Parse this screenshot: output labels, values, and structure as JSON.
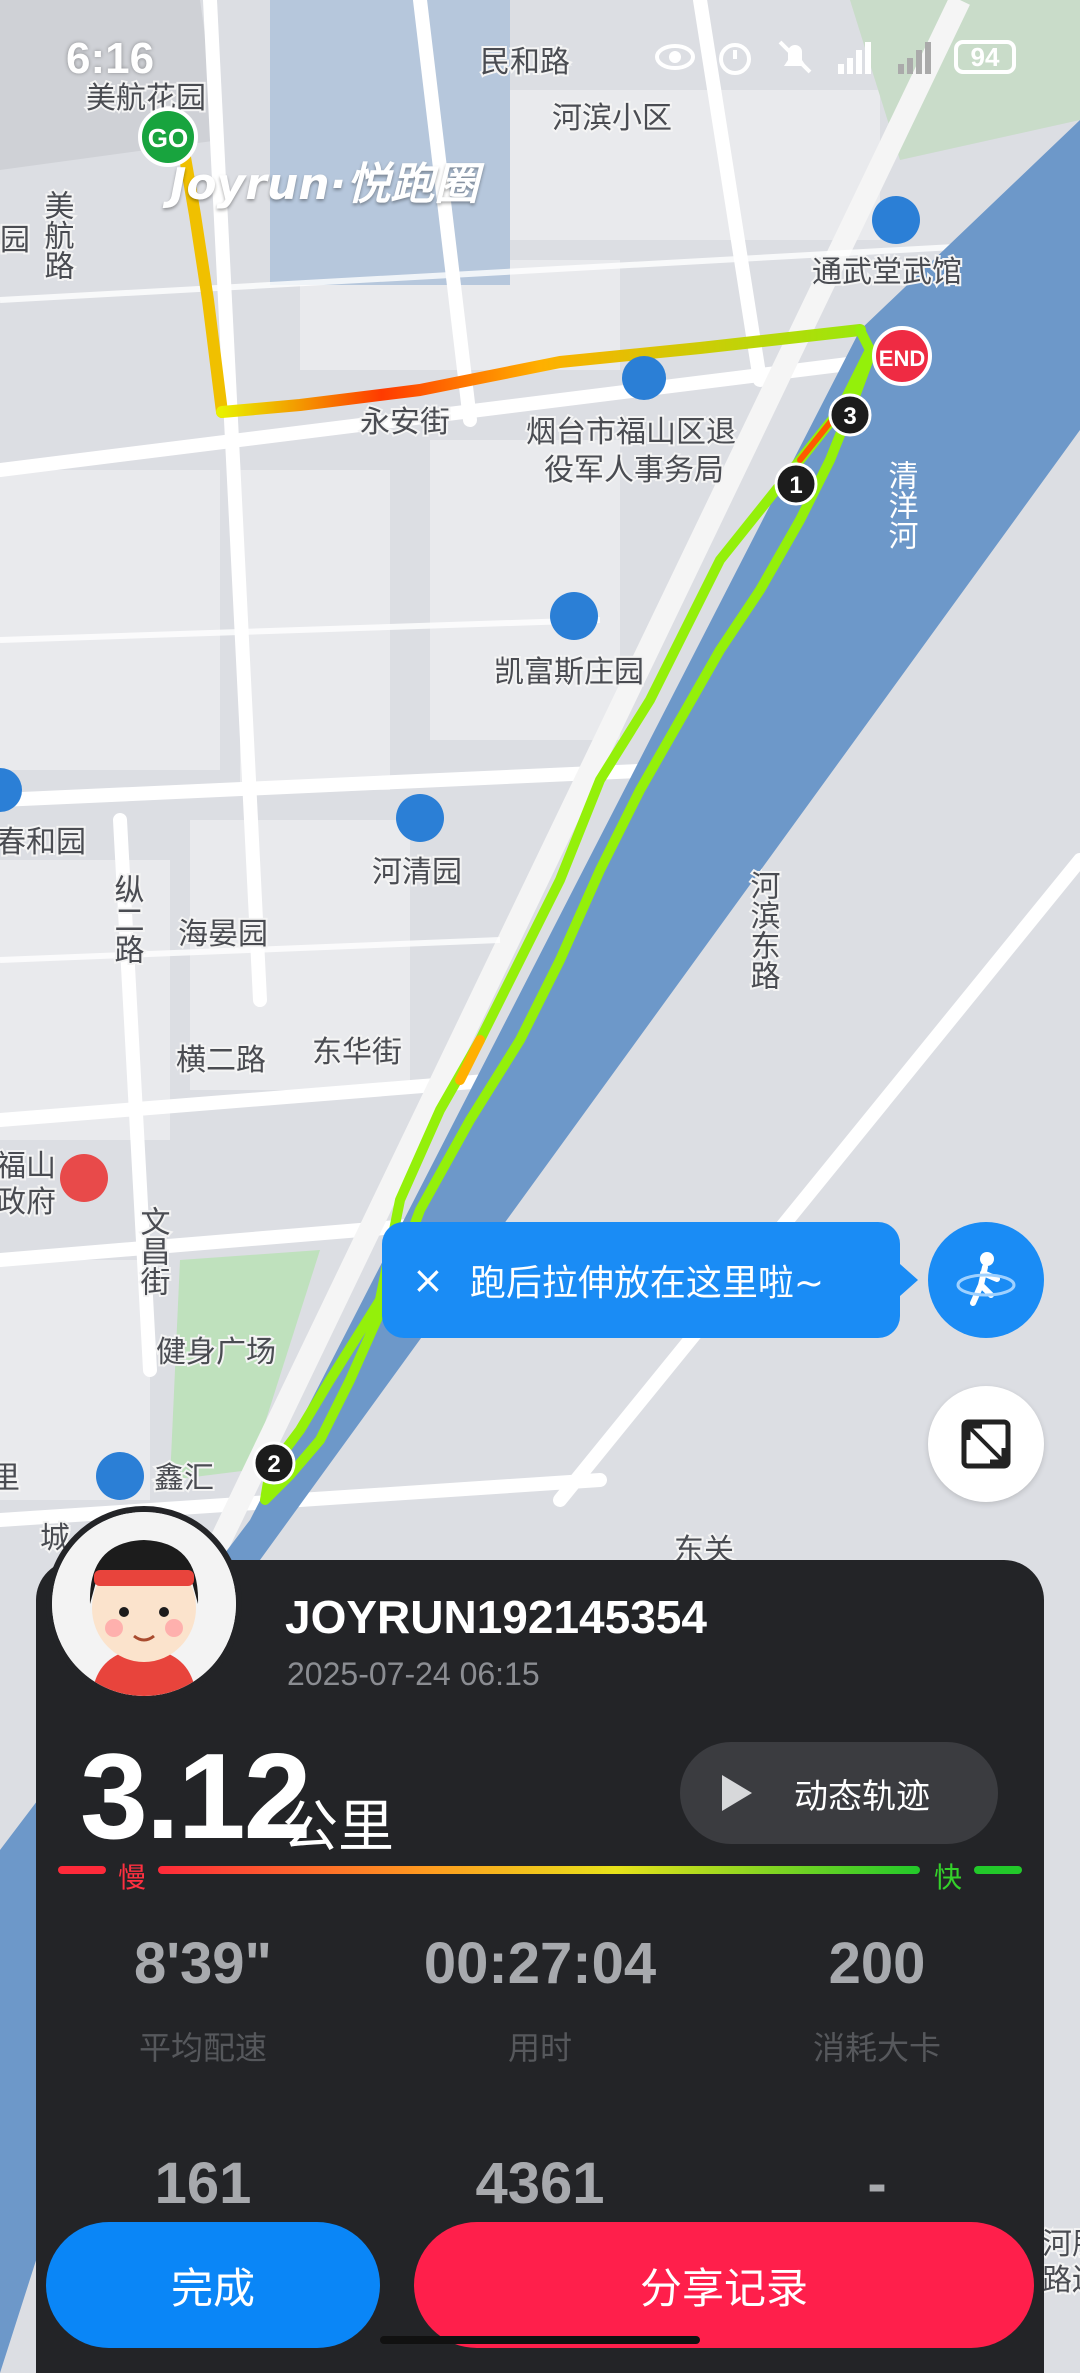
{
  "status_bar": {
    "time": "6:16",
    "battery": "94"
  },
  "map": {
    "watermark": "Joyrun·悦跑圈",
    "labels": [
      "美航花园",
      "民和路",
      "河滨小区",
      "美航路",
      "花园",
      "通武堂武馆",
      "永安街",
      "烟台市福山区退",
      "役军人事务局",
      "清洋河",
      "凯富斯庄园",
      "春和园",
      "纵二路",
      "海晏园",
      "河清园",
      "河滨东路",
      "横二路",
      "东华街",
      "福山",
      "政府",
      "文昌街",
      "健身广场",
      "鑫汇",
      "城",
      "里",
      "东关",
      "河朋",
      "路边"
    ],
    "start_marker": "GO",
    "end_marker": "END",
    "km_markers": [
      "1",
      "2",
      "3"
    ]
  },
  "tooltip": {
    "close": "×",
    "text": "跑后拉伸放在这里啦~"
  },
  "icons": {
    "stretch": "stretch-runner-icon",
    "expand": "expand-map-icon",
    "close": "close-icon",
    "play": "play-icon"
  },
  "user": {
    "name": "JOYRUN192145354",
    "datetime": "2025-07-24 06:15"
  },
  "distance": {
    "value": "3.12",
    "unit": "公里"
  },
  "replay_label": "动态轨迹",
  "pace_legend": {
    "slow": "慢",
    "fast": "快"
  },
  "stats": [
    {
      "value": "8'39\"",
      "label": "平均配速"
    },
    {
      "value": "00:27:04",
      "label": "用时"
    },
    {
      "value": "200",
      "label": "消耗大卡"
    },
    {
      "value": "161",
      "label": ""
    },
    {
      "value": "4361",
      "label": ""
    },
    {
      "value": "-",
      "label": ""
    }
  ],
  "buttons": {
    "done": "完成",
    "share": "分享记录"
  },
  "colors": {
    "accent_blue": "#0a86f7",
    "share_red": "#ff1f4b",
    "panel": "#232427",
    "route_fast": "#8bee10",
    "route_slow": "#ff2a00",
    "river": "#6d98c9"
  }
}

____________

**Given problem**
All the lines above are to be reproduced exactly, except the pictures.

**Response to the exercise**
Parse this screenshot: output labels, values, and structure as JSON.
{
  "status_bar": {
    "time": "6:16",
    "battery": "94"
  },
  "map": {
    "watermark": "Joyrun·悦跑圈",
    "labels": [
      "美航花园",
      "民和路",
      "河滨小区",
      "美航路",
      "花园",
      "通武堂武馆",
      "永安街",
      "烟台市福山区退",
      "役军人事务局",
      "清洋河",
      "凯富斯庄园",
      "春和园",
      "纵二路",
      "海晏园",
      "河清园",
      "河滨东路",
      "横二路",
      "东华街",
      "福山",
      "政府",
      "文昌街",
      "健身广场",
      "鑫汇",
      "城",
      "里",
      "东关",
      "河朋",
      "路边"
    ],
    "start_marker": "GO",
    "end_marker": "END",
    "km_markers": [
      "1",
      "2",
      "3"
    ]
  },
  "tooltip": {
    "close": "×",
    "text": "跑后拉伸放在这里啦~"
  },
  "icons": {
    "stretch": "stretch-runner-icon",
    "expand": "expand-map-icon",
    "close": "close-icon",
    "play": "play-icon"
  },
  "user": {
    "name": "JOYRUN192145354",
    "datetime": "2025-07-24 06:15"
  },
  "distance": {
    "value": "3.12",
    "unit": "公里"
  },
  "replay_label": "动态轨迹",
  "pace_legend": {
    "slow": "慢",
    "fast": "快"
  },
  "stats": [
    {
      "value": "8'39\"",
      "label": "平均配速"
    },
    {
      "value": "00:27:04",
      "label": "用时"
    },
    {
      "value": "200",
      "label": "消耗大卡"
    },
    {
      "value": "161",
      "label": ""
    },
    {
      "value": "4361",
      "label": ""
    },
    {
      "value": "-",
      "label": ""
    }
  ],
  "buttons": {
    "done": "完成",
    "share": "分享记录"
  },
  "colors": {
    "accent_blue": "#0a86f7",
    "share_red": "#ff1f4b",
    "panel": "#232427",
    "route_fast": "#8bee10",
    "route_slow": "#ff2a00",
    "river": "#6d98c9"
  }
}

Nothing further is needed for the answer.